§ **Directive**: Rewrite the data from the line with "table-cell: 2400.1 (919, 378, 977, 398)" to the line with "table-cell: 35.25% (1254, 251, 1316, 271)", putting "grid-cell" in place of "table-cell" and leaving everything else unchanged.

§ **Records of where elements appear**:
=-=-=

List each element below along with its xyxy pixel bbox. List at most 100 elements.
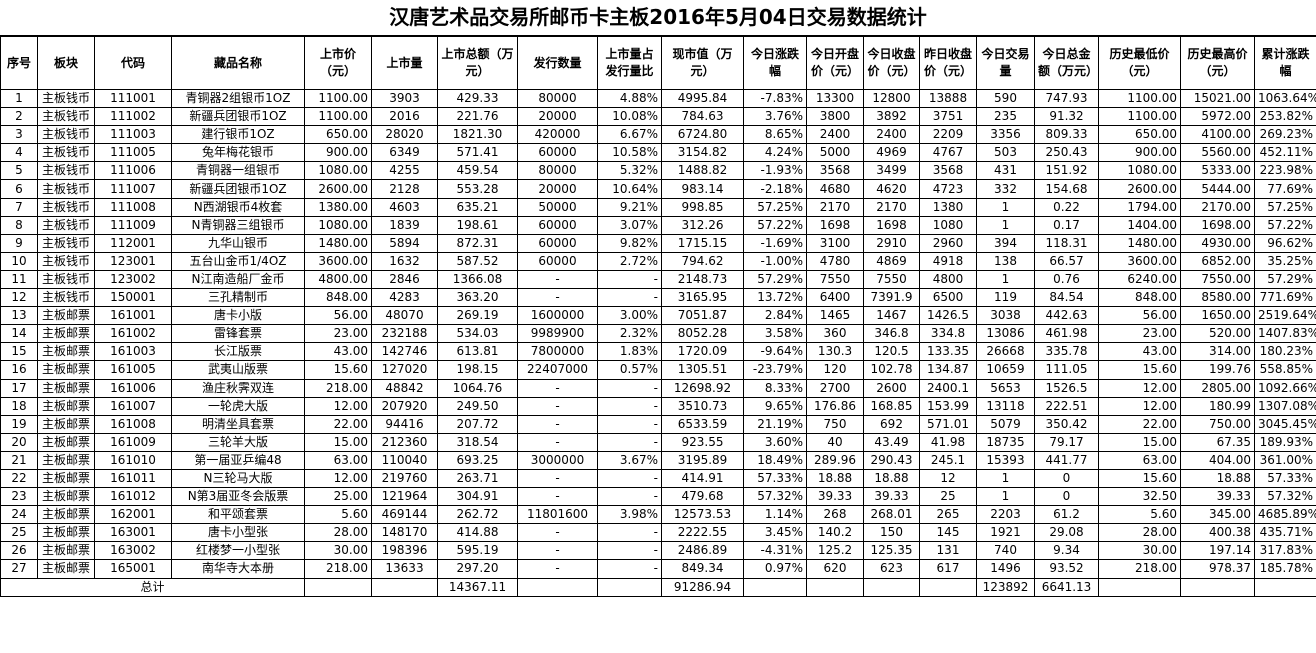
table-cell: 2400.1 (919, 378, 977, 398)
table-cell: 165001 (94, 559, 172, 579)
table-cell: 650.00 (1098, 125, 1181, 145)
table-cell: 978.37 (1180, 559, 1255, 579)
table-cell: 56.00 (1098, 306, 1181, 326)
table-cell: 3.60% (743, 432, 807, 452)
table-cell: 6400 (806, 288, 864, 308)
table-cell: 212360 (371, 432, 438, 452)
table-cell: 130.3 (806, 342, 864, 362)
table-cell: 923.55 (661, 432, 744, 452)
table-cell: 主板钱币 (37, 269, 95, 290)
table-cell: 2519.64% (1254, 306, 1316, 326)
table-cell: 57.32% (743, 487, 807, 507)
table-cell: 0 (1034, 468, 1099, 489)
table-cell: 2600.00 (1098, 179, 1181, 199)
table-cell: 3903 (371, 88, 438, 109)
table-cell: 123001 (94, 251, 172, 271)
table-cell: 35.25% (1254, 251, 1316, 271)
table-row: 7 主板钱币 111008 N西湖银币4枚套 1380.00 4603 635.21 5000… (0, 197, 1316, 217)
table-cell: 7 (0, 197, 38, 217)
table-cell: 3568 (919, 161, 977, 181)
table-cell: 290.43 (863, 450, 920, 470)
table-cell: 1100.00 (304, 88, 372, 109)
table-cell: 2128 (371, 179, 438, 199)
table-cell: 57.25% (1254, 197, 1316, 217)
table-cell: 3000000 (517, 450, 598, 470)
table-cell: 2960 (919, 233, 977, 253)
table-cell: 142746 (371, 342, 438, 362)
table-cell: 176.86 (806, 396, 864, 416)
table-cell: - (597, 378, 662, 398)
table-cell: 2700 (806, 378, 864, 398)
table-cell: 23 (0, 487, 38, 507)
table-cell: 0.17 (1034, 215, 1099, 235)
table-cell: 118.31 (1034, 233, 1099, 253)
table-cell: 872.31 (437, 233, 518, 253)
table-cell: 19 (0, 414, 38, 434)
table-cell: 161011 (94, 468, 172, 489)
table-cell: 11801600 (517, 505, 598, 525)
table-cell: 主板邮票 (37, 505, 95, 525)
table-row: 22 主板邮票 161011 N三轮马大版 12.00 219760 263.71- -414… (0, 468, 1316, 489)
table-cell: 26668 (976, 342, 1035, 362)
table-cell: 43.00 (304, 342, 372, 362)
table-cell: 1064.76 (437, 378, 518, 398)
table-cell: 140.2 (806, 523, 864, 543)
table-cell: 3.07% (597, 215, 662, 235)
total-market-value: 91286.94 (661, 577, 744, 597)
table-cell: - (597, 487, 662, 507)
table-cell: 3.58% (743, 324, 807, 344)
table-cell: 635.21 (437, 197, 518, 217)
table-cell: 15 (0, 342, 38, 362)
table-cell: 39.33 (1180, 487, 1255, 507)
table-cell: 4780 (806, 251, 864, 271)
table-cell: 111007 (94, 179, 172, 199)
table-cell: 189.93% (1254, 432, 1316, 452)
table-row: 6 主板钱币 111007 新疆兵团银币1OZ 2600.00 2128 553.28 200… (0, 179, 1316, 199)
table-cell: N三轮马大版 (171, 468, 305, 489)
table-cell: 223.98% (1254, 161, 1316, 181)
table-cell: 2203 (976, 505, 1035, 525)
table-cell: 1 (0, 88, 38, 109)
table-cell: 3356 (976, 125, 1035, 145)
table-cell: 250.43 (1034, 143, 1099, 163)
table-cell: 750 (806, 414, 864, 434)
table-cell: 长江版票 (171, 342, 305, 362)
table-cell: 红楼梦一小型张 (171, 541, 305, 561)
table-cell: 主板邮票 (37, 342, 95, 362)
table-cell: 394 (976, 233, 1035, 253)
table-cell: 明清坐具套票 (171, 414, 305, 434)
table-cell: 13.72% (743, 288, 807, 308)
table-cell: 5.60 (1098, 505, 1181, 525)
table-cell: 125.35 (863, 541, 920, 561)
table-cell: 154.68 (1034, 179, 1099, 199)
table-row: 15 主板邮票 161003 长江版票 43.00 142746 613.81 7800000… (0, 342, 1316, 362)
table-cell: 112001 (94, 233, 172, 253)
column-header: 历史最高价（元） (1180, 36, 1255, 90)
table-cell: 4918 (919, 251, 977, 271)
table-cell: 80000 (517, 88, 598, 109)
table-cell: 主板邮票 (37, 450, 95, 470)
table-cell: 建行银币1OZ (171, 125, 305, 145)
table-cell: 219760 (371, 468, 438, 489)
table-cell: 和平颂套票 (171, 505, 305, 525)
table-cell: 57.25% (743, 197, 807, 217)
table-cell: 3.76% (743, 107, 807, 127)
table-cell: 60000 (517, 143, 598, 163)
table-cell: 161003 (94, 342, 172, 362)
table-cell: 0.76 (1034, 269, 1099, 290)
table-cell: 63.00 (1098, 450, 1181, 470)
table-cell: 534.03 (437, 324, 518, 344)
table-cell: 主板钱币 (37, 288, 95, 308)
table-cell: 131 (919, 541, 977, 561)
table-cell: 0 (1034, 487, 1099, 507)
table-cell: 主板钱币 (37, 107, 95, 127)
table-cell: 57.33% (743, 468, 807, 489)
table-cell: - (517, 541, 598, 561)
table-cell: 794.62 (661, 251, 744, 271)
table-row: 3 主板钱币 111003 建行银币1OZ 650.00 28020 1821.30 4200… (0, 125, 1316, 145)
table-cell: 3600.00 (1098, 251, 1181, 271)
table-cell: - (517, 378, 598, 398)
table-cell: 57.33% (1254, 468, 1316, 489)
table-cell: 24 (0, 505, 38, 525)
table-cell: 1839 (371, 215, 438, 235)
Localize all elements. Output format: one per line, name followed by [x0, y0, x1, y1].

=-=-=

§ **Task response**:
grid-cell: 2400.1 (919, 378, 977, 398)
grid-cell: 165001 (94, 559, 172, 579)
grid-cell: 650.00 (1098, 125, 1181, 145)
grid-cell: 978.37 (1180, 559, 1255, 579)
grid-cell: 56.00 (1098, 306, 1181, 326)
grid-cell: 3.60% (743, 432, 807, 452)
grid-cell: 6400 (806, 288, 864, 308)
grid-cell: 212360 (371, 432, 438, 452)
grid-cell: 130.3 (806, 342, 864, 362)
grid-cell: 923.55 (661, 432, 744, 452)
grid-cell: 主板钱币 (37, 269, 95, 290)
grid-cell: 2519.64% (1254, 306, 1316, 326)
grid-cell: 57.32% (743, 487, 807, 507)
grid-cell: 0 (1034, 468, 1099, 489)
grid-cell: 2600.00 (1098, 179, 1181, 199)
grid-cell: 3903 (371, 88, 438, 109)
grid-cell: 123001 (94, 251, 172, 271)
grid-cell: 35.25% (1254, 251, 1316, 271)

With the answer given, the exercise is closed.